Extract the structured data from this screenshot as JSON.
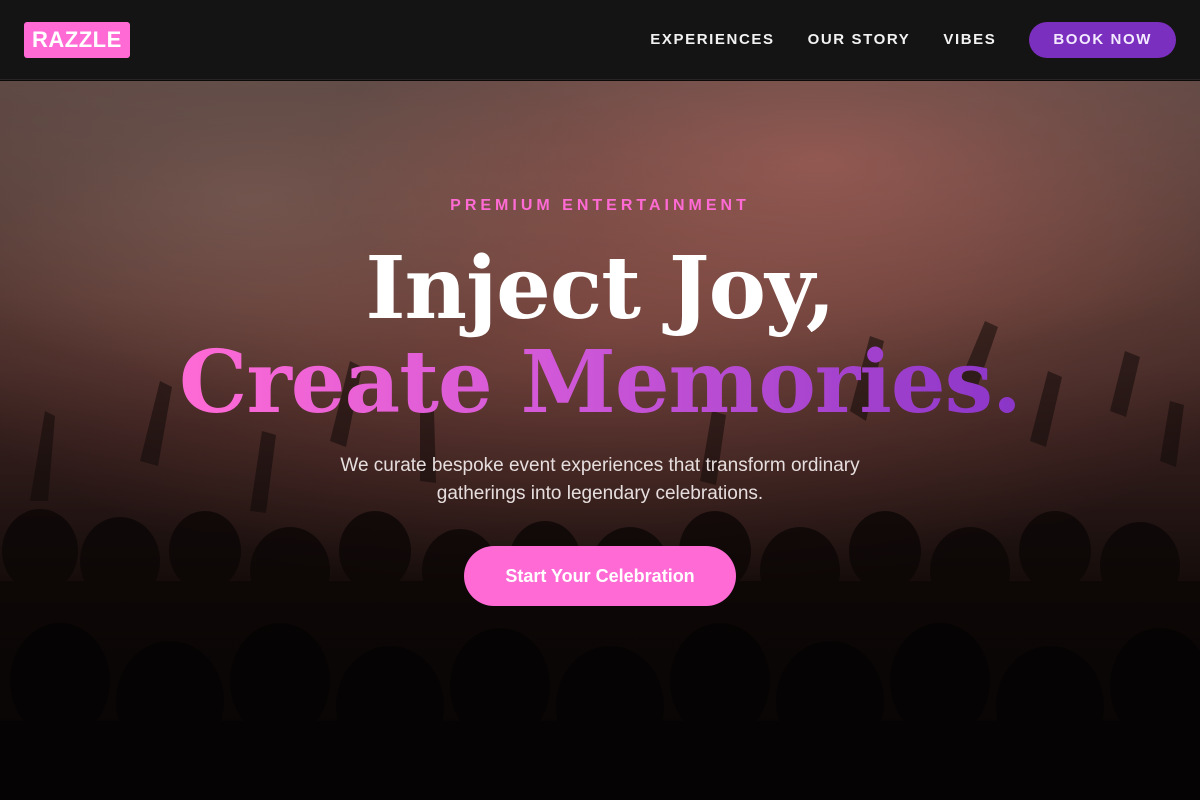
{
  "brand": {
    "logo_text": "RAZZLE",
    "accent": "#ff6ad5",
    "purple": "#7b2fbe"
  },
  "nav": {
    "links": [
      "EXPERIENCES",
      "OUR STORY",
      "VIBES"
    ],
    "cta_label": "BOOK NOW"
  },
  "hero": {
    "eyebrow": "PREMIUM ENTERTAINMENT",
    "headline_line1": "Inject Joy,",
    "headline_line2": "Create Memories.",
    "subtext": "We curate bespoke event experiences that transform ordinary gatherings into legendary celebrations.",
    "cta_label": "Start Your Celebration",
    "background_image": "concert-crowd-photo"
  }
}
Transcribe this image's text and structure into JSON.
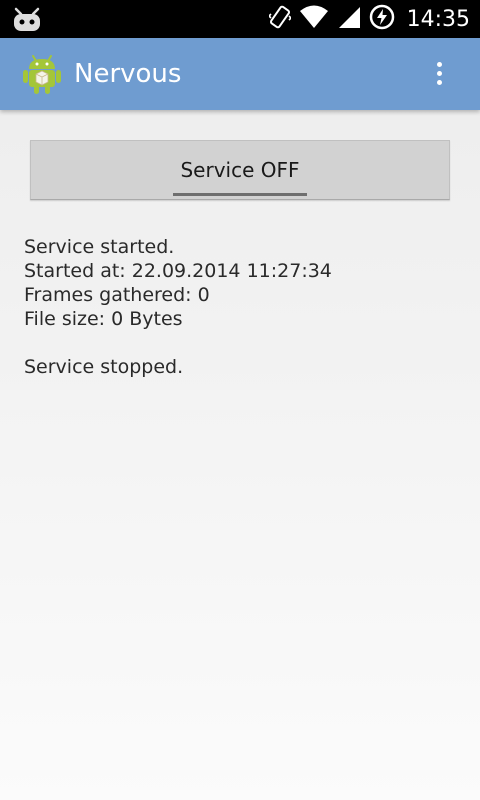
{
  "status_bar": {
    "time": "14:35",
    "icons": [
      "cyanogenmod-icon",
      "vibrate-icon",
      "wifi-icon",
      "signal-icon",
      "battery-charging-icon"
    ]
  },
  "action_bar": {
    "title": "Nervous",
    "color": "#6f9cd0",
    "icon": "android-app-icon",
    "overflow_icon": "overflow-menu-icon"
  },
  "service_toggle": {
    "label": "Service OFF"
  },
  "log": {
    "lines": [
      "Service started.",
      "Started at: 22.09.2014 11:27:34",
      "Frames gathered: 0",
      "File size: 0 Bytes"
    ],
    "final": "Service stopped."
  }
}
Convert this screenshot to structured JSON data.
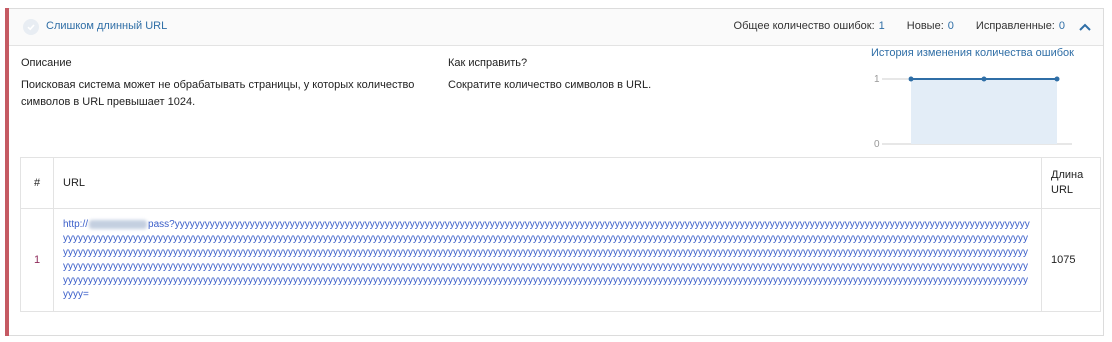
{
  "header": {
    "title": "Слишком длинный URL",
    "total_label": "Общее количество ошибок:",
    "total_value": "1",
    "new_label": "Новые:",
    "new_value": "0",
    "fixed_label": "Исправленные:",
    "fixed_value": "0"
  },
  "description": {
    "title": "Описание",
    "text": "Поисковая система может не обрабатывать страницы, у которых количество символов в URL превышает 1024."
  },
  "fix": {
    "title": "Как исправить?",
    "text": "Сократите количество символов в URL."
  },
  "history": {
    "link": "История изменения количества ошибок",
    "y_ticks": [
      "1",
      "0"
    ]
  },
  "chart_data": {
    "type": "area",
    "x": [
      1,
      2,
      3
    ],
    "values": [
      1,
      1,
      1
    ],
    "ylim": [
      0,
      1
    ],
    "y_ticks": [
      0,
      1
    ],
    "color": "#2f6ea6"
  },
  "table": {
    "headers": {
      "index": "#",
      "url": "URL",
      "length": "Длина URL"
    },
    "rows": [
      {
        "index": "1",
        "url_prefix": "http://",
        "url_rest": "pass?yyyyyyyyyyyyyyyyyyyyyyyyyyyyyyyyyyyyyyyyyyyyyyyyyyyyyyyyyyyyyyyyyyyyyyyyyyyyyyyyyyyyyyyyyyyyyyyyyyyyyyyyyyyyyyyyyyyyyyyyyyyyyyyyyyyyyyyyyyyyyyyyyyyyyyyyyyyyyyyyyyyyyyyyyyyyyyyyyyyyyyyyyyyyyyyyyyyyyyyyyyyyyyyyyyyyyyyyyyyyyyyyyyyyyyyyyyyyyyyyyyyyyyyyyyyyyyyyyyyyyyyyyyyyyyyyyyyyyyyyyyyyyyyyyyyyyyyyyyyyyyyyyyyyyyyyyyyyyyyyyyyyyyyyyyyyyyyyyyyyyyyyyyyyyyyyyyyyyyyyyyyyyyyyyyyyyyyyyyyyyyyyyyyyyyyyyyyyyyyyyyyyyyyyyyyyyyyyyyyyyyyyyyyyyyyyyyyyyyyyyyyyyyyyyyyyyyyyyyyyyyyyyyyyyyyyyyyyyyyyyyyyyyyyyyyyyyyyyyyyyyyyyyyyyyyyyyyyyyyyyyyyyyyyyyyyyyyyyyyyyyyyyyyyyyyyyyyyyyyyyyyyyyyyyyyyyyyyyyyyyyyyyyyyyyyyyyyyyyyyyyyyyyyyyyyyyyyyyyyyyyyyyyyyyyyyyyyyyyyyyyyyyyyyyyyyyyyyyyyyyyyyyyyyyyyyyyyyyyyyyyyyyyyyyyyyyyyyyyyyyyyyyyyyyyyyyyyyyyyyyyyyyyyyyyyyyyyyyyyyyyyyyyyyyyyyyyyyyyyyyyyyyyyyyyyyyyyyyyyyyyyyyyyyyyyyyyyyyyyyyyyyyyyyyyyyyyyyyyyyyyyyyyyyyyyyyyyyyyyyyyyyyyyyyyyyyyyyyyyyyyyyyyyyyyyyyyyyyyyyyyyyyyyyyyyyyyyyyyyyyyyyyyyyyyyyyyyyyyyyyyyyyyyyyyyyyyyyyyyyyyyyyyy=",
        "length": "1075"
      }
    ]
  },
  "colors": {
    "accent": "#c55a63",
    "link": "#2f6ea6",
    "url": "#3a5ec9"
  },
  "icons": {
    "check": "check-circle-icon",
    "collapse": "chevron-up-icon"
  }
}
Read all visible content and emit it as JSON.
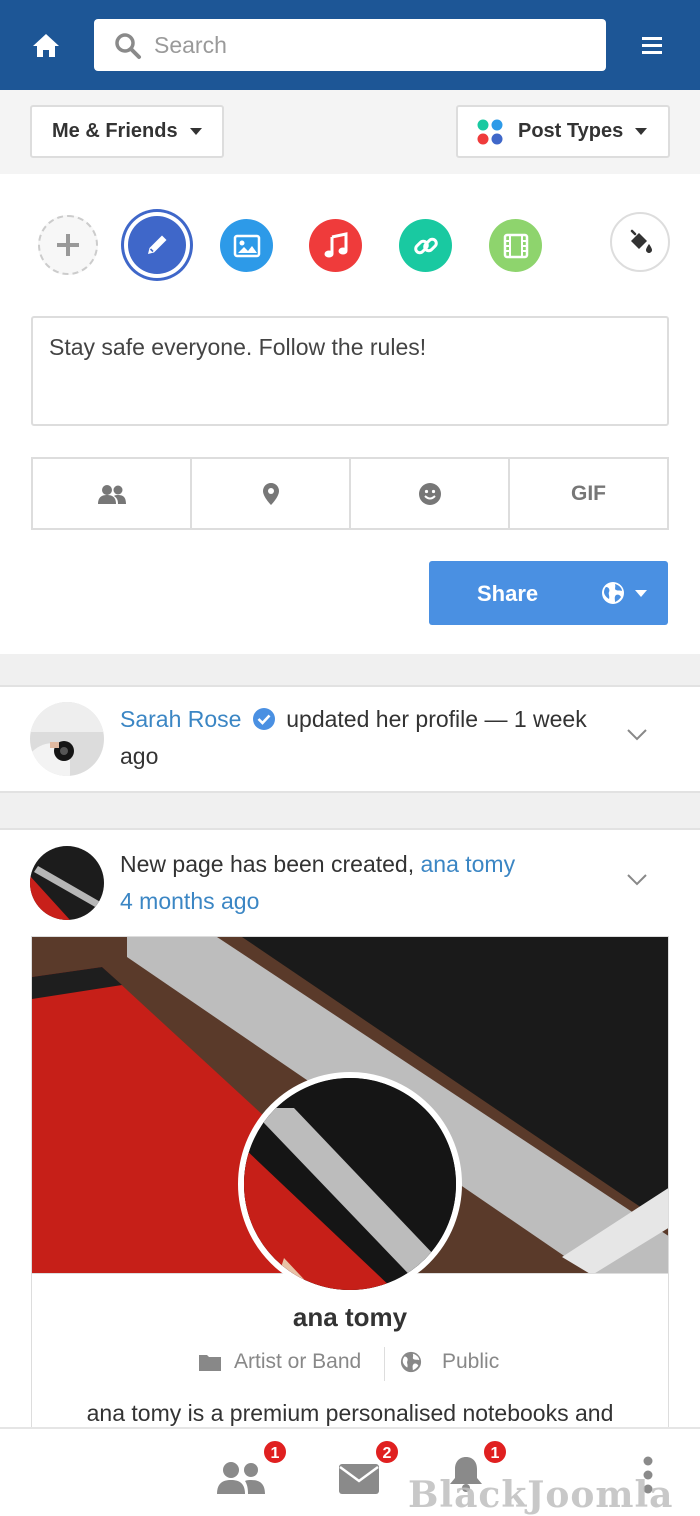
{
  "header": {
    "search_placeholder": "Search"
  },
  "filters": {
    "scope_label": "Me & Friends",
    "post_types_label": "Post Types"
  },
  "composer": {
    "status_text": "Stay safe everyone. Follow the rules!",
    "gif_label": "GIF",
    "share_label": "Share",
    "post_type_colors": {
      "status": "#3f67c9",
      "photo": "#2d9ae8",
      "audio": "#ef3b3b",
      "link": "#19c9a1",
      "video": "#8ed46d"
    }
  },
  "feed": [
    {
      "actor": "Sarah Rose",
      "action": "updated her profile — 1 week ago",
      "verified": true
    },
    {
      "message": "New page has been created,",
      "actor": "ana tomy",
      "time": "4 months ago",
      "page": {
        "name": "ana tomy",
        "category": "Artist or Band",
        "privacy": "Public",
        "description": "ana tomy is a premium personalised notebooks and"
      }
    }
  ],
  "bottom_nav": {
    "friends_badge": "1",
    "messages_badge": "2",
    "notifications_badge": "1"
  },
  "watermark": "BlackJoomla",
  "colors": {
    "header_bg": "#1d5696",
    "link": "#3b86c4",
    "share_bg": "#4a90e2",
    "badge": "#e02020"
  }
}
--------------------------------
● Exercise directions: Output a faithful copy of the data, with each picture left out.

● Exercise answer:
Extract the structured data from this screenshot as JSON.
{
  "brand": {
    "logo_text": "RAZZLE",
    "accent": "#ff6ad5",
    "purple": "#7b2fbe"
  },
  "nav": {
    "links": [
      "EXPERIENCES",
      "OUR STORY",
      "VIBES"
    ],
    "cta_label": "BOOK NOW"
  },
  "hero": {
    "eyebrow": "PREMIUM ENTERTAINMENT",
    "headline_line1": "Inject Joy,",
    "headline_line2": "Create Memories.",
    "subtext": "We curate bespoke event experiences that transform ordinary gatherings into legendary celebrations.",
    "cta_label": "Start Your Celebration",
    "background_image": "concert-crowd-photo"
  }
}
Transcribe this image's text and structure into JSON.
{
  "status_bar": {
    "time": "14:35",
    "icons": [
      "cyanogenmod-icon",
      "vibrate-icon",
      "wifi-icon",
      "signal-icon",
      "battery-charging-icon"
    ]
  },
  "action_bar": {
    "title": "Nervous",
    "color": "#6f9cd0",
    "icon": "android-app-icon",
    "overflow_icon": "overflow-menu-icon"
  },
  "service_toggle": {
    "label": "Service OFF"
  },
  "log": {
    "lines": [
      "Service started.",
      "Started at: 22.09.2014 11:27:34",
      "Frames gathered: 0",
      "File size: 0 Bytes"
    ],
    "final": "Service stopped."
  }
}
Convert this screenshot to structured JSON data.
{
  "header": {
    "title": "Слишком длинный URL",
    "total_label": "Общее количество ошибок:",
    "total_value": "1",
    "new_label": "Новые:",
    "new_value": "0",
    "fixed_label": "Исправленные:",
    "fixed_value": "0"
  },
  "description": {
    "title": "Описание",
    "text": "Поисковая система может не обрабатывать страницы, у которых количество символов в URL превышает 1024."
  },
  "fix": {
    "title": "Как исправить?",
    "text": "Сократите количество символов в URL."
  },
  "history": {
    "link": "История изменения количества ошибок",
    "y_ticks": [
      "1",
      "0"
    ]
  },
  "chart_data": {
    "type": "area",
    "x": [
      1,
      2,
      3
    ],
    "values": [
      1,
      1,
      1
    ],
    "ylim": [
      0,
      1
    ],
    "y_ticks": [
      0,
      1
    ],
    "color": "#2f6ea6"
  },
  "table": {
    "headers": {
      "index": "#",
      "url": "URL",
      "length": "Длина URL"
    },
    "rows": [
      {
        "index": "1",
        "url_prefix": "http://",
        "url_rest": "pass?yyyyyyyyyyyyyyyyyyyyyyyyyyyyyyyyyyyyyyyyyyyyyyyyyyyyyyyyyyyyyyyyyyyyyyyyyyyyyyyyyyyyyyyyyyyyyyyyyyyyyyyyyyyyyyyyyyyyyyyyyyyyyyyyyyyyyyyyyyyyyyyyyyyyyyyyyyyyyyyyyyyyyyyyyyyyyyyyyyyyyyyyyyyyyyyyyyyyyyyyyyyyyyyyyyyyyyyyyyyyyyyyyyyyyyyyyyyyyyyyyyyyyyyyyyyyyyyyyyyyyyyyyyyyyyyyyyyyyyyyyyyyyyyyyyyyyyyyyyyyyyyyyyyyyyyyyyyyyyyyyyyyyyyyyyyyyyyyyyyyyyyyyyyyyyyyyyyyyyyyyyyyyyyyyyyyyyyyyyyyyyyyyyyyyyyyyyyyyyyyyyyyyyyyyyyyyyyyyyyyyyyyyyyyyyyyyyyyyyyyyyyyyyyyyyyyyyyyyyyyyyyyyyyyyyyyyyyyyyyyyyyyyyyyyyyyyyyyyyyyyyyyyyyyyyyyyyyyyyyyyyyyyyyyyyyyyyyyyyyyyyyyyyyyyyyyyyyyyyyyyyyyyyyyyyyyyyyyyyyyyyyyyyyyyyyyyyyyyyyyyyyyyyyyyyyyyyyyyyyyyyyyyyyyyyyyyyyyyyyyyyyyyyyyyyyyyyyyyyyyyyyyyyyyyyyyyyyyyyyyyyyyyyyyyyyyyyyyyyyyyyyyyyyyyyyyyyyyyyyyyyyyyyyyyyyyyyyyyyyyyyyyyyyyyyyyyyyyyyyyyyyyyyyyyyyyyyyyyyyyyyyyyyyyyyyyyyyyyyyyyyyyyyyyyyyyyyyyyyyyyyyyyyyyyyyyyyyyyyyyyyyyyyyyyyyyyyyyyyyyyyyyyyyyyyyyyyyyyyyyyyyyyyyyyyyyyyyyyyyyyyyyyyyyyyyyyyyyyyyyyyyyyyyyyyyyyyyyyyyyyyyyyyy=",
        "length": "1075"
      }
    ]
  },
  "colors": {
    "accent": "#c55a63",
    "link": "#2f6ea6",
    "url": "#3a5ec9"
  },
  "icons": {
    "check": "check-circle-icon",
    "collapse": "chevron-up-icon"
  }
}
Read all visible content and emit it as JSON.
{
  "header": {
    "search_placeholder": "Search"
  },
  "filters": {
    "scope_label": "Me & Friends",
    "post_types_label": "Post Types"
  },
  "composer": {
    "status_text": "Stay safe everyone. Follow the rules!",
    "gif_label": "GIF",
    "share_label": "Share",
    "post_type_colors": {
      "status": "#3f67c9",
      "photo": "#2d9ae8",
      "audio": "#ef3b3b",
      "link": "#19c9a1",
      "video": "#8ed46d"
    }
  },
  "feed": [
    {
      "actor": "Sarah Rose",
      "action": "updated her profile — 1 week ago",
      "verified": true
    },
    {
      "message": "New page has been created,",
      "actor": "ana tomy",
      "time": "4 months ago",
      "page": {
        "name": "ana tomy",
        "category": "Artist or Band",
        "privacy": "Public",
        "description": "ana tomy is a premium personalised notebooks and"
      }
    }
  ],
  "bottom_nav": {
    "friends_badge": "1",
    "messages_badge": "2",
    "notifications_badge": "1"
  },
  "watermark": "BlackJoomla",
  "colors": {
    "header_bg": "#1d5696",
    "link": "#3b86c4",
    "share_bg": "#4a90e2",
    "badge": "#e02020"
  }
}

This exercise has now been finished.